[Exercise details] All the data should be repeated exactly. Any image in it is left out.

[Supplied data]
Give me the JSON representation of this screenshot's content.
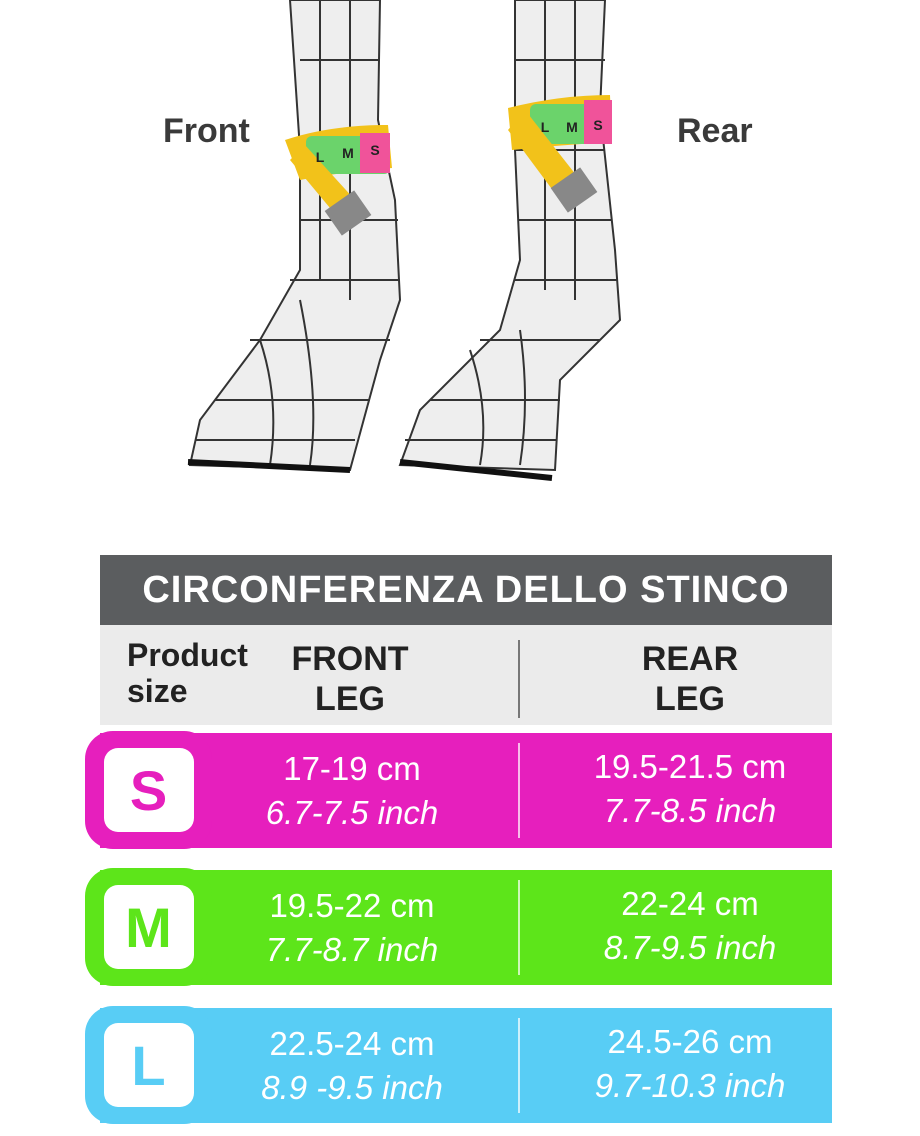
{
  "illustration": {
    "front_label": "Front",
    "rear_label": "Rear",
    "tape_front": [
      "L",
      "M",
      "S"
    ],
    "tape_rear": [
      "L",
      "M",
      "S"
    ]
  },
  "table": {
    "title": "CIRCONFERENZA DELLO STINCO",
    "header": {
      "product_size": [
        "Product",
        "size"
      ],
      "front_leg": [
        "FRONT",
        "LEG"
      ],
      "rear_leg": [
        "REAR",
        "LEG"
      ]
    },
    "rows": [
      {
        "size": "S",
        "front_cm": "17-19 cm",
        "front_inch": "6.7-7.5 inch",
        "rear_cm": "19.5-21.5 cm",
        "rear_inch": "7.7-8.5 inch"
      },
      {
        "size": "M",
        "front_cm": "19.5-22 cm",
        "front_inch": "7.7-8.7 inch",
        "rear_cm": "22-24 cm",
        "rear_inch": "8.7-9.5 inch"
      },
      {
        "size": "L",
        "front_cm": "22.5-24 cm",
        "front_inch": "8.9 -9.5 inch",
        "rear_cm": "24.5-26 cm",
        "rear_inch": "9.7-10.3 inch"
      }
    ]
  }
}
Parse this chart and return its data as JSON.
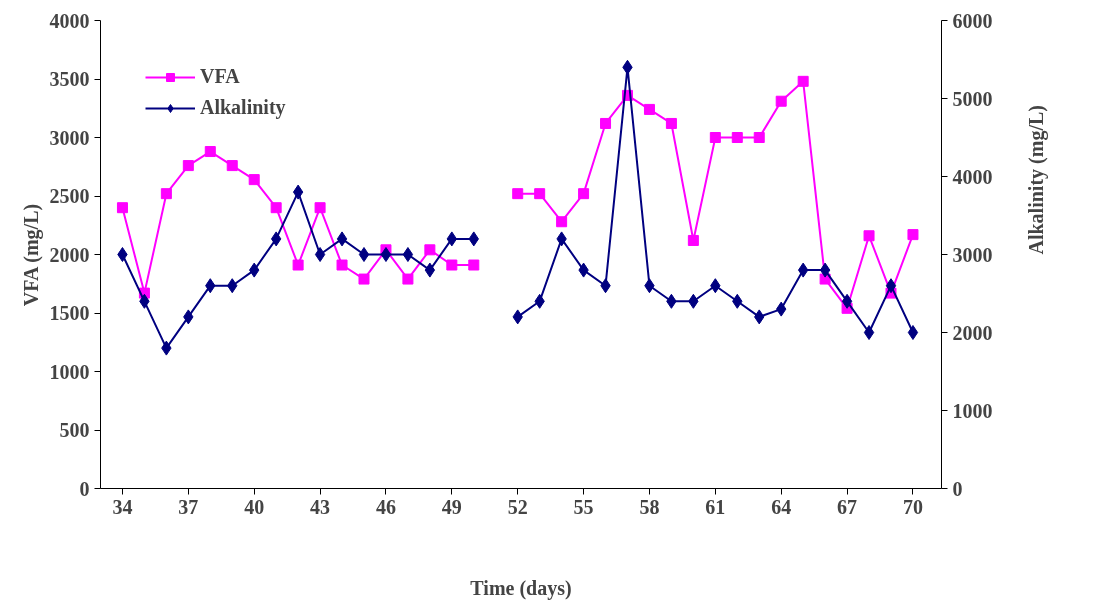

[Exercise result]
Give me the JSON representation of this screenshot's content.
{
  "illustration": {
    "front_label": "Front",
    "rear_label": "Rear",
    "tape_front": [
      "L",
      "M",
      "S"
    ],
    "tape_rear": [
      "L",
      "M",
      "S"
    ]
  },
  "table": {
    "title": "CIRCONFERENZA DELLO STINCO",
    "header": {
      "product_size": [
        "Product",
        "size"
      ],
      "front_leg": [
        "FRONT",
        "LEG"
      ],
      "rear_leg": [
        "REAR",
        "LEG"
      ]
    },
    "rows": [
      {
        "size": "S",
        "front_cm": "17-19 cm",
        "front_inch": "6.7-7.5 inch",
        "rear_cm": "19.5-21.5 cm",
        "rear_inch": "7.7-8.5 inch"
      },
      {
        "size": "M",
        "front_cm": "19.5-22 cm",
        "front_inch": "7.7-8.7 inch",
        "rear_cm": "22-24 cm",
        "rear_inch": "8.7-9.5 inch"
      },
      {
        "size": "L",
        "front_cm": "22.5-24 cm",
        "front_inch": "8.9 -9.5 inch",
        "rear_cm": "24.5-26 cm",
        "rear_inch": "9.7-10.3 inch"
      }
    ]
  }
}
Parse this chart and return its data as JSON.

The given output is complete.